* Exercise details *
Please continue the municipal regulation on surety bonds for subdivision improvements from the point where it stops.

To insure completion of the improvements herein required, the Board of Aldermen shall require the subdivider to file a surety bond of evidence of an escrow account or an irrevocable letter of credit with the City Finance Officer to ensure the actual construction of such improvements according to the plans and specifications approved by the Board of Aldermen within a period of time not to exceed two (2) years from the date of approval of the final plat. Such bond or account shall be in the amount of one hundred percent (100%) of the estimated cost of the improvement as determined by the Public Works Director and with surety and conditions satisfactory to the Board of Aldermen. No building construction shall be permitted on any lot that does not comply with the provisions of these regulations and other applicable elements of the Comprehensive Plan and/or approved improvement/construction plan and no municipal utility service shall be furnished to such lot.
1.

* Source data *
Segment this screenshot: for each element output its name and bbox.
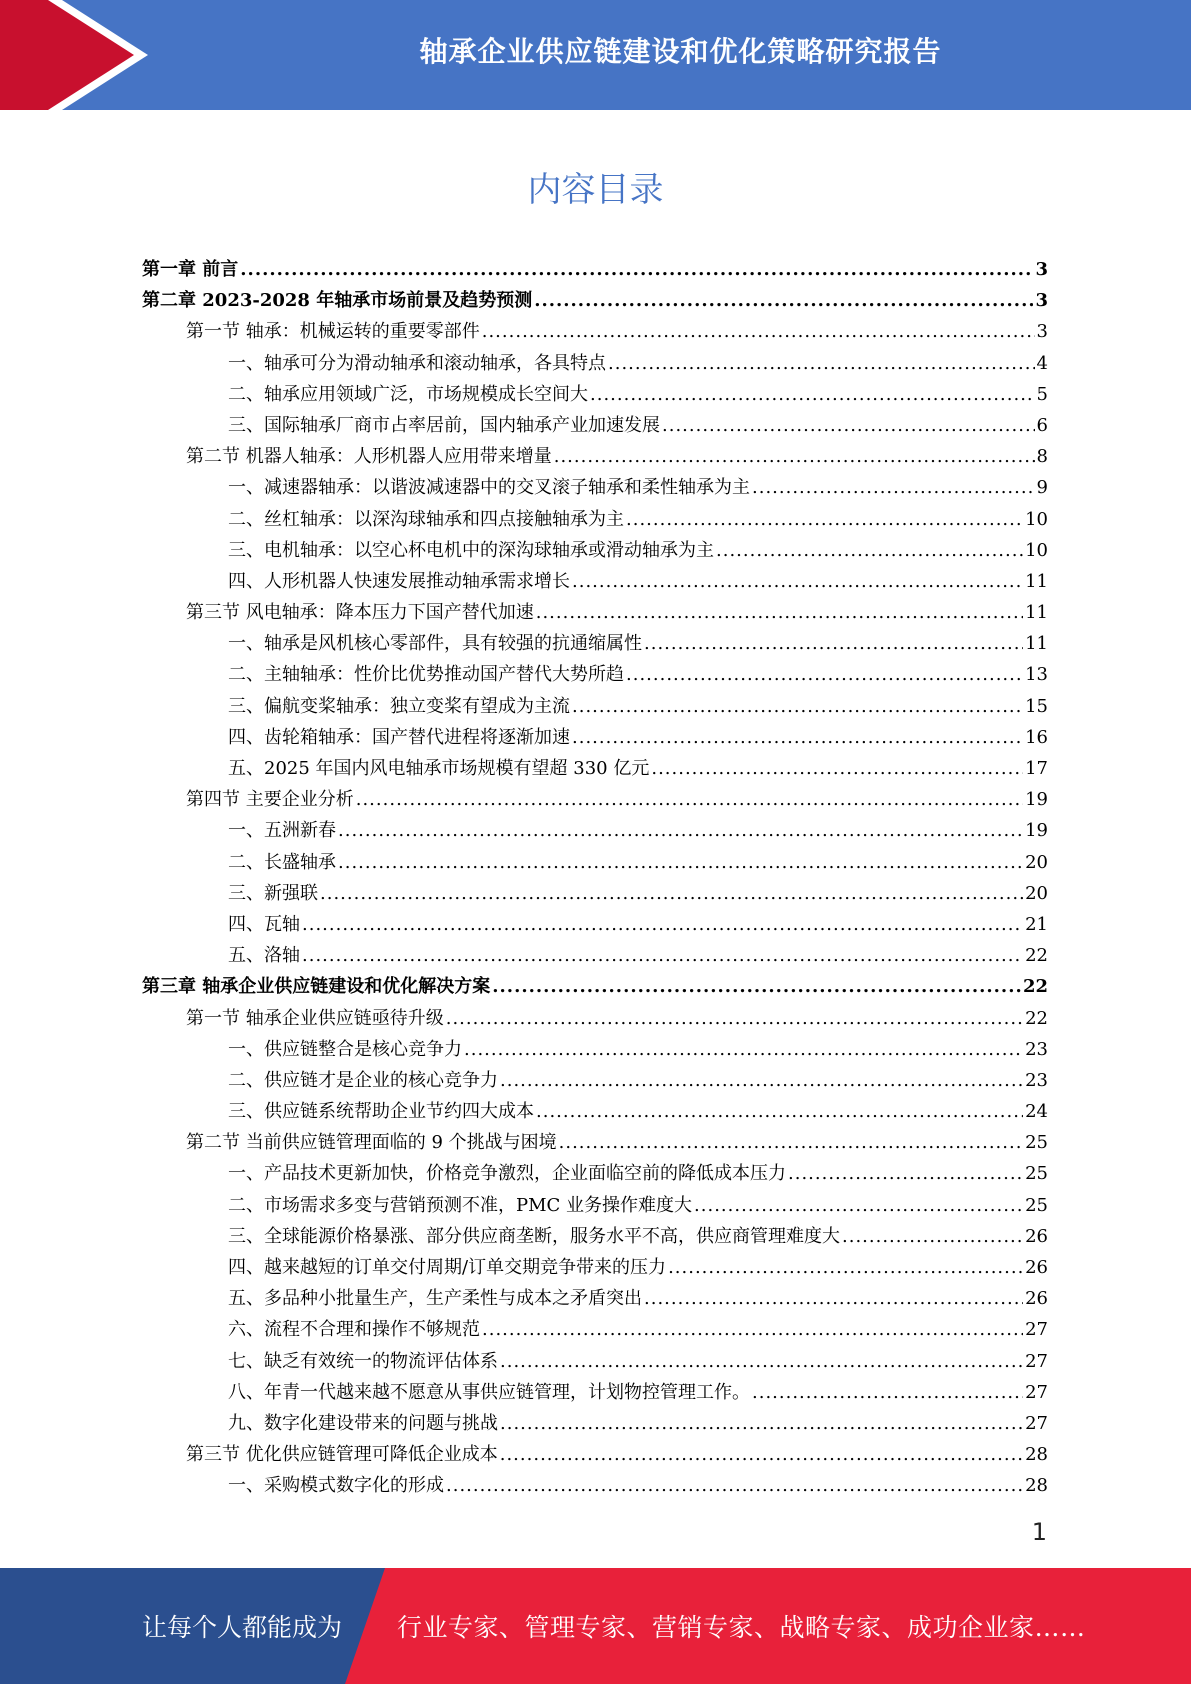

* Reply to the exercise *
Completion of construction. The construction of all subdivision improvements shall be completed within two (2) years of signing of the final plat by the Mayor of the City of Warrenton. The Board of Aldermen may grant time extension for those developments showing good cause as to why the improvements have not been completed. In the event that an extension is requested and granted, the escrow, surety bond or irrevocable letter of credit for those developments not completed shall be extended for the same period of time.
2. 
Construction approval. When the Public Works Director or Building Commissioner approves the completion of each phase of improvement construction, ninety-five percent (95%) of the appropriate amount of escrow will be released by the City. Prior to release of escrow "as-built" construction plans in a digital format (CAD.dxf/dwg) in State plane coordinates and .pdf format plus one (1) set of paper sets shall be provided to the City. Items that are to be "as-built" are storm systems (including detention/retention basins), sanitary systems, water systems, pavement and required signage.
3. 
Final approval. Upon completion and approval of all improvements and receipt of all required documentation, the balance of the escrow will be released.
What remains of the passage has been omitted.